### 抜粋文
8月13日、香港の新型コロナウイルスの一日の新規感染者数が久々に5000人を超えました。ここ最近の増加ぶりから緩和傾向にあった香港の入境制限が再び厳しくなるのかと思われましたが、入境制限の緩和が進む海外と同様に、香港もウィズコロナへとシフトしているようです。
香港政府は、海外及び台湾からの入境者に対するこれまで7日間の指定ホテルでの強制隔離期間を短縮し、8月12日(金)より「ホテル隔離3日間+行動制限付きの医学的観察4日間」に緩和すると発表しました。指定ホテルを退去した後の4日間は、飲食店など一部の場所の出入りはできない制限があるものの、従来と違って外出は可能となります。公共交通機関の利用、スーパーマーケット、市場、ショッピングモール等への出入り、さらに学校への登校や勤務先への出勤も可能で、基本的な日常生活が送れるようになります。これらの変更に伴い新しい措置も実施されています。

### 課題説明
1.～3.の記述が抜粋文と一致するかを「はい」か「いいえ」で判定し、決め手となる抜粋文の語句を一字一句そのまま引用してください。1. 8月13日の香港の一日の新規感染者数は5000人を超えた。2. 指定ホテルでの強制隔離期間は7日間より長くなった。3. 指定ホテル退去後の4日間は勤務先への出勤ができない。 抜粋文の内容だけを根拠にしてください。

データセットに記載された項目:

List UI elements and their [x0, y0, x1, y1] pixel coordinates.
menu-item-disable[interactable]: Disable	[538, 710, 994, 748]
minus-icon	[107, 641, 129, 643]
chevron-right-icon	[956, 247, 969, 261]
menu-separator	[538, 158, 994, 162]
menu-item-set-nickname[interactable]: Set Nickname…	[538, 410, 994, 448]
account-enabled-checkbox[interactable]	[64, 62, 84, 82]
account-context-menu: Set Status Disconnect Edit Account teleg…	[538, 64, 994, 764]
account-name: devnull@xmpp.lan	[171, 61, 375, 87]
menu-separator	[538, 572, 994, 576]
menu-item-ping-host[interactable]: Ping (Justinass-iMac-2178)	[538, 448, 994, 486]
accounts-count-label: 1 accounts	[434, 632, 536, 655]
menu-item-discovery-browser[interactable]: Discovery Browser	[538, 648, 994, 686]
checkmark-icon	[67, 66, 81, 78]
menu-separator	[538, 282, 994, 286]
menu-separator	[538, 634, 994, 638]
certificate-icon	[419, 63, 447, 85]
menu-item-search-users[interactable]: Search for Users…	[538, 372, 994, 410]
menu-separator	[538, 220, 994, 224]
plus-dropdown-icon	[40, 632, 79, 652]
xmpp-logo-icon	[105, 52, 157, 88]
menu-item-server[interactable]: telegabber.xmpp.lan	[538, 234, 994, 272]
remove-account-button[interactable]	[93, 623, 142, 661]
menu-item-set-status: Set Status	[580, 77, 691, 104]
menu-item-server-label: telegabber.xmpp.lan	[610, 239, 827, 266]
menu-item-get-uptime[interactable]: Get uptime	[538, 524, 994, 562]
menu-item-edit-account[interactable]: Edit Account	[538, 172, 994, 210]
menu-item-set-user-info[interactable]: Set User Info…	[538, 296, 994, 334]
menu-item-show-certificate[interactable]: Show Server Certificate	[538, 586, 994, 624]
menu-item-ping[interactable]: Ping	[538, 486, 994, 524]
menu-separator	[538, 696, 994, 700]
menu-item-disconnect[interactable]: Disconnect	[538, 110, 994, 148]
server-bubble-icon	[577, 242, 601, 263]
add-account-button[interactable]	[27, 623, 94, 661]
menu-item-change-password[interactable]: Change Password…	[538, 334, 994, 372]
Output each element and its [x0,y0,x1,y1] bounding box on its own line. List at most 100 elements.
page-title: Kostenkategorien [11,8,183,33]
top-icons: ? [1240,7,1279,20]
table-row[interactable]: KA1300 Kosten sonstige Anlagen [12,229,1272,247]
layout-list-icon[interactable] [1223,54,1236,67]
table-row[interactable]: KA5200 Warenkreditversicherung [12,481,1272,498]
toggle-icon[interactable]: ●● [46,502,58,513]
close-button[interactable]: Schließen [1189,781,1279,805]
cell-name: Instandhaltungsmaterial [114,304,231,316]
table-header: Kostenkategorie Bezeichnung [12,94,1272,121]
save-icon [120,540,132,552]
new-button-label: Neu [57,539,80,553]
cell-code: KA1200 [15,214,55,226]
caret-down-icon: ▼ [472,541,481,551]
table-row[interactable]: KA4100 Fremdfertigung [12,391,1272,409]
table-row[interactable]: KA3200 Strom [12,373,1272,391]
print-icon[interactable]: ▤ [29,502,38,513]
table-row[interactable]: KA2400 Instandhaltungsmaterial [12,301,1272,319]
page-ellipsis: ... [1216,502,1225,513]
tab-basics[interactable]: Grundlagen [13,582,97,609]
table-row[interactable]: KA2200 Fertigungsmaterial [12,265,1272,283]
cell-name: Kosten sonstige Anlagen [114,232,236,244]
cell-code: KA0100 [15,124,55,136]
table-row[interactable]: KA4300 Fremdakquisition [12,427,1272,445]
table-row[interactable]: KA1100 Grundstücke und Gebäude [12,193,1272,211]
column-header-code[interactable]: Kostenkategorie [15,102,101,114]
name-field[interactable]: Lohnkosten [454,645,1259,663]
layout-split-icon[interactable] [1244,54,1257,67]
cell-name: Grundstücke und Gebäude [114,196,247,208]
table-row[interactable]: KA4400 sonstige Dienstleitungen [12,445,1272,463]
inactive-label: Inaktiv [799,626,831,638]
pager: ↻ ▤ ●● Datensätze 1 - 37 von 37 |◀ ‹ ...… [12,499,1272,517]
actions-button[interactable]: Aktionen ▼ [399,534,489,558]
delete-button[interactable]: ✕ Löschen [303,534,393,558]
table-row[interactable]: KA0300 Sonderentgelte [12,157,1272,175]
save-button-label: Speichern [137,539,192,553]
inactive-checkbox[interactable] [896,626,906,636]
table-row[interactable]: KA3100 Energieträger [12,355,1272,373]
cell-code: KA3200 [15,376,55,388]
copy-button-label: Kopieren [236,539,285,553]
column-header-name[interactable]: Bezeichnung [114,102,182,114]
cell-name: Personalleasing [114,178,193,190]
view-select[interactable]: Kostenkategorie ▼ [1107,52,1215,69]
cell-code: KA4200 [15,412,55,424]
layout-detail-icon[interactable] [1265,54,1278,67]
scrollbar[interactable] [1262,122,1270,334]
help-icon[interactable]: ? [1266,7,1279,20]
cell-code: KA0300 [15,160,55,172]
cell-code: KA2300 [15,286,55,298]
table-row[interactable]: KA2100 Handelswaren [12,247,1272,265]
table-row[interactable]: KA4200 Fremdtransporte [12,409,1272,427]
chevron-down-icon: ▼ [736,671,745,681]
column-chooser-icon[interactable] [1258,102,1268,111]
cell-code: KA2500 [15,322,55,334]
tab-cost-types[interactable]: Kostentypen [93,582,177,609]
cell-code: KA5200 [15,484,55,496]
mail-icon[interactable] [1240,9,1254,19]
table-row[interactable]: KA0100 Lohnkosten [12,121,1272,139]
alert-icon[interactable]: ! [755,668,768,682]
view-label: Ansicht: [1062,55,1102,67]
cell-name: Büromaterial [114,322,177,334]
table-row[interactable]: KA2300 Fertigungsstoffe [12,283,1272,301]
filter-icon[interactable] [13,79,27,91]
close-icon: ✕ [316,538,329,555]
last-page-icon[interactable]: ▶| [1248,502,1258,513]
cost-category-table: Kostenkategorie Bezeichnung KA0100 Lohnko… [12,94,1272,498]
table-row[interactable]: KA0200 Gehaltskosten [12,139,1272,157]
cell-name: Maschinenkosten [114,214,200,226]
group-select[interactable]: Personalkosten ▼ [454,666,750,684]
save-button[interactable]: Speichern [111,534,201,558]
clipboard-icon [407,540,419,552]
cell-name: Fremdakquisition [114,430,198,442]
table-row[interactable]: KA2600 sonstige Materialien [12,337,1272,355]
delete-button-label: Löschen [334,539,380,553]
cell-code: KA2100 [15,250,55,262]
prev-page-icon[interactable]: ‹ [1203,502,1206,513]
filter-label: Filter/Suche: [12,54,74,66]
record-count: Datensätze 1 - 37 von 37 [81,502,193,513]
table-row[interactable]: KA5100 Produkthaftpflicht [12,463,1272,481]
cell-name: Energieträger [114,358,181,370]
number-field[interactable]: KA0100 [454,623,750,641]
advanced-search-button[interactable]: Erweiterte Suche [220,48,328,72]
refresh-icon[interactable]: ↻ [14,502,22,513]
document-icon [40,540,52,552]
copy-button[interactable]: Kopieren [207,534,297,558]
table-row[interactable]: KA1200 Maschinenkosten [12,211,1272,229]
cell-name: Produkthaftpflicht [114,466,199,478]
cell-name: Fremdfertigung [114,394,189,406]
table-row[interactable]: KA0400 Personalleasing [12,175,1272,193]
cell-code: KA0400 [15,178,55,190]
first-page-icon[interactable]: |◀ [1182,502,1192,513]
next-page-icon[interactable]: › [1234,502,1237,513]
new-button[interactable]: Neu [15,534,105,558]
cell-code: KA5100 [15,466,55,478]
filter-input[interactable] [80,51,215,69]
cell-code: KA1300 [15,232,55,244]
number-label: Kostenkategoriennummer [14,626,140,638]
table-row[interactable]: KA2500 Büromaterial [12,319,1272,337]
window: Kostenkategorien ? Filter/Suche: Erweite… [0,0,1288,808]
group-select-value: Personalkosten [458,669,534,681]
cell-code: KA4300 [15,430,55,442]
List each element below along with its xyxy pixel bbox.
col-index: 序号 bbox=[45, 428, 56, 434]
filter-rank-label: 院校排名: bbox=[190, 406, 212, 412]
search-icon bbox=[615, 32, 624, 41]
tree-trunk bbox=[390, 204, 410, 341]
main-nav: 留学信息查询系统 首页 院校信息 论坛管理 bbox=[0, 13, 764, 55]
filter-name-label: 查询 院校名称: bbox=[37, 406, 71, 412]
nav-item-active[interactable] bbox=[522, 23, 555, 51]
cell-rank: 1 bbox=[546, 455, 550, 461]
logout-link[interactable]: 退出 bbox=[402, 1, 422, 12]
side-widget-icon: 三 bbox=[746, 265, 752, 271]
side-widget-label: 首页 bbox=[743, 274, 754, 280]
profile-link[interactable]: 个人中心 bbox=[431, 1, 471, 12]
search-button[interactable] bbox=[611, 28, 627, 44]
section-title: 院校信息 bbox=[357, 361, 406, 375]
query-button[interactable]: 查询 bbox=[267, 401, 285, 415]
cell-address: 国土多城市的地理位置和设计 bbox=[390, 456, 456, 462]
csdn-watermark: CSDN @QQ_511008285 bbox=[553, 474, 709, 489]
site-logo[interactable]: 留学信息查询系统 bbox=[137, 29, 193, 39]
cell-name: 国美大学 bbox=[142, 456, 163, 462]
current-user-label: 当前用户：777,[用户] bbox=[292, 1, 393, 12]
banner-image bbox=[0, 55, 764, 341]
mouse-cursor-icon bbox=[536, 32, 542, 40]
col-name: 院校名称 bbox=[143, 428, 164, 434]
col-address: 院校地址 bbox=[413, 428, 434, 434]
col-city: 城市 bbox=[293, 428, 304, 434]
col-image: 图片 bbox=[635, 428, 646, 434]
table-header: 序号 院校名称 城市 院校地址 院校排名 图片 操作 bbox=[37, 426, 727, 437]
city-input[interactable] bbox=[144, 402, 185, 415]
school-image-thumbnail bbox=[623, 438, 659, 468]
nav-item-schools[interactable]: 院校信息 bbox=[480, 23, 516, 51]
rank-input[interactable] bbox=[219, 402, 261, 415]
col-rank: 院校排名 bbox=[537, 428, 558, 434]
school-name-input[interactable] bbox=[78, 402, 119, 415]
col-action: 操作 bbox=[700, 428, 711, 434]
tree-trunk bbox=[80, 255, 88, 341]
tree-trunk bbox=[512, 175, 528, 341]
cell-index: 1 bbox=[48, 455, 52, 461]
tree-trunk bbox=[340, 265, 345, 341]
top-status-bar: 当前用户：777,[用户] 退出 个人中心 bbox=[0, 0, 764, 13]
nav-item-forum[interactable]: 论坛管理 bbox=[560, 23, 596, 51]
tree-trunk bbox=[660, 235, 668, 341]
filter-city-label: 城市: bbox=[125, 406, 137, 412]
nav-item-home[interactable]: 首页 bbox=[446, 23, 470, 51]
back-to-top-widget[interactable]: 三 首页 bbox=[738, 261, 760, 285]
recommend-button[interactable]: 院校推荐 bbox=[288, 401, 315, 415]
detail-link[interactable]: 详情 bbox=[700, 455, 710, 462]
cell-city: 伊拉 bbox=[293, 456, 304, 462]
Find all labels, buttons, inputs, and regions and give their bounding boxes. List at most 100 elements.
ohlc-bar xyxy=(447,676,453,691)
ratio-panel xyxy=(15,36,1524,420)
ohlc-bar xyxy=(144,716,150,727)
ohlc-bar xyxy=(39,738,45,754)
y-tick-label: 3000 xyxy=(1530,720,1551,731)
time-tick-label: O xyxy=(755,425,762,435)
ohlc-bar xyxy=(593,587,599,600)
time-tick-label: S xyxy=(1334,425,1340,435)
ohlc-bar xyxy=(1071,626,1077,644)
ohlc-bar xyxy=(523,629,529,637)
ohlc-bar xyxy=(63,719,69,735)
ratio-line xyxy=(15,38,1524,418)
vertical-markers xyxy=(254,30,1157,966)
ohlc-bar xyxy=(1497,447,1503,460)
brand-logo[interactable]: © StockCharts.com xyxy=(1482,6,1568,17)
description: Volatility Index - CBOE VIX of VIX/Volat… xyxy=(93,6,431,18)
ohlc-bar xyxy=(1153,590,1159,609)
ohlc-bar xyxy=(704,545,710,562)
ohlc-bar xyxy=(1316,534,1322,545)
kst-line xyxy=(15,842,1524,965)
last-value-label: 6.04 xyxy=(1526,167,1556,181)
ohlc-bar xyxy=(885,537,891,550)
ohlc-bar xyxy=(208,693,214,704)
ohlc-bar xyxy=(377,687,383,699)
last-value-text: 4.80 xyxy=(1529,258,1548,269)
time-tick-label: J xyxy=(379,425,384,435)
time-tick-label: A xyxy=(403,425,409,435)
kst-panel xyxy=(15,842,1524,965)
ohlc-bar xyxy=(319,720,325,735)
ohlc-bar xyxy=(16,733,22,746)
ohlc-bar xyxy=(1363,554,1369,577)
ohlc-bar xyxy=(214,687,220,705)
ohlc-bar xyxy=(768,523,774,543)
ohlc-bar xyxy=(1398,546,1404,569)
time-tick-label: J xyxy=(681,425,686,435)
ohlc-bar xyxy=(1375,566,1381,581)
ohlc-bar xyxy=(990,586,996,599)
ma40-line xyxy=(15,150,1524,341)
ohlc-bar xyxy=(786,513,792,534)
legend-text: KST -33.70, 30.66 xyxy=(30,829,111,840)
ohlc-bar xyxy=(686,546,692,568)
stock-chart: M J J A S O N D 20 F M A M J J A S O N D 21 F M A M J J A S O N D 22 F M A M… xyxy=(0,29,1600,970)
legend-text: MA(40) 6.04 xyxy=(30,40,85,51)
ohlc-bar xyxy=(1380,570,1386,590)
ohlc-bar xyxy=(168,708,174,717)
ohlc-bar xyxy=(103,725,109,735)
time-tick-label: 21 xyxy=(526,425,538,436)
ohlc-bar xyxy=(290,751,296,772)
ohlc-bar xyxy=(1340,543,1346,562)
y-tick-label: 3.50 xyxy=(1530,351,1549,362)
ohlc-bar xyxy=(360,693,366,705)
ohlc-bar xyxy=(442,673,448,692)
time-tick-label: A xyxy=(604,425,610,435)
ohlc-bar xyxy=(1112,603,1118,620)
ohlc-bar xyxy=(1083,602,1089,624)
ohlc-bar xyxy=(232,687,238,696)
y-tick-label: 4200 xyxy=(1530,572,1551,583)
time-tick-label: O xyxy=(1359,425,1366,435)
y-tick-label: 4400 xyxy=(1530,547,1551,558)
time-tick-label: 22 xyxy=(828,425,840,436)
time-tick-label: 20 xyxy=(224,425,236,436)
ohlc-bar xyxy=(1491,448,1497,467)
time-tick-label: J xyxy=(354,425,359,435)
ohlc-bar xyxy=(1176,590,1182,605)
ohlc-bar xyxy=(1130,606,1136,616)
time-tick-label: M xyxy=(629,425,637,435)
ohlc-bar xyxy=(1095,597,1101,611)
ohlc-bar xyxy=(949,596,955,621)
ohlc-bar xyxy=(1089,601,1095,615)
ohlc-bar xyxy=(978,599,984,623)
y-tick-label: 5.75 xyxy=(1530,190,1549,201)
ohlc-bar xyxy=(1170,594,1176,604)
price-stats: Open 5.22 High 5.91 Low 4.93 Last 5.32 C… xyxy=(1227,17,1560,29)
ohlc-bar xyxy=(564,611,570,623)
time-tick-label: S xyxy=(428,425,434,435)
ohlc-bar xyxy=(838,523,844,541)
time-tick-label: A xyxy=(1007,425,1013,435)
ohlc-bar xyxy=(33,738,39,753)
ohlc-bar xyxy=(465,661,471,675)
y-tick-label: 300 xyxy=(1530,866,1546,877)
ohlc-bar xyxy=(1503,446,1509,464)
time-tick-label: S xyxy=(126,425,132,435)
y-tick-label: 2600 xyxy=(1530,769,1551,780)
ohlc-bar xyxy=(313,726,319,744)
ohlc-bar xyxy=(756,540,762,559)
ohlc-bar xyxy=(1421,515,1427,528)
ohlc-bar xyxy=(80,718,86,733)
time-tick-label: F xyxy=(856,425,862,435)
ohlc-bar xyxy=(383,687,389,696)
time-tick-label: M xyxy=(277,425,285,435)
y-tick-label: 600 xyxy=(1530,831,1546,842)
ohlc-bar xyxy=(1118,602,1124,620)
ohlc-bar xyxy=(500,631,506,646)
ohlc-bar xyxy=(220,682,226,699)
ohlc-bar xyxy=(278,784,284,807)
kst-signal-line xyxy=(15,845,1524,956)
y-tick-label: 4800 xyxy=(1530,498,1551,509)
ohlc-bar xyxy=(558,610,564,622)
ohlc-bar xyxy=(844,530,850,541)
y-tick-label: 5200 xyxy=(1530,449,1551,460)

### 記述解答
1. はい：「8月13日、香港の新型コロナウイルスの一日の新規感染者数が久々に5000人を超えました。」
2. いいえ：「これまで7日間の指定ホテルでの強制隔離期間を短縮し」
3. いいえ：「さらに学校への登校や勤務先への出勤も可能で」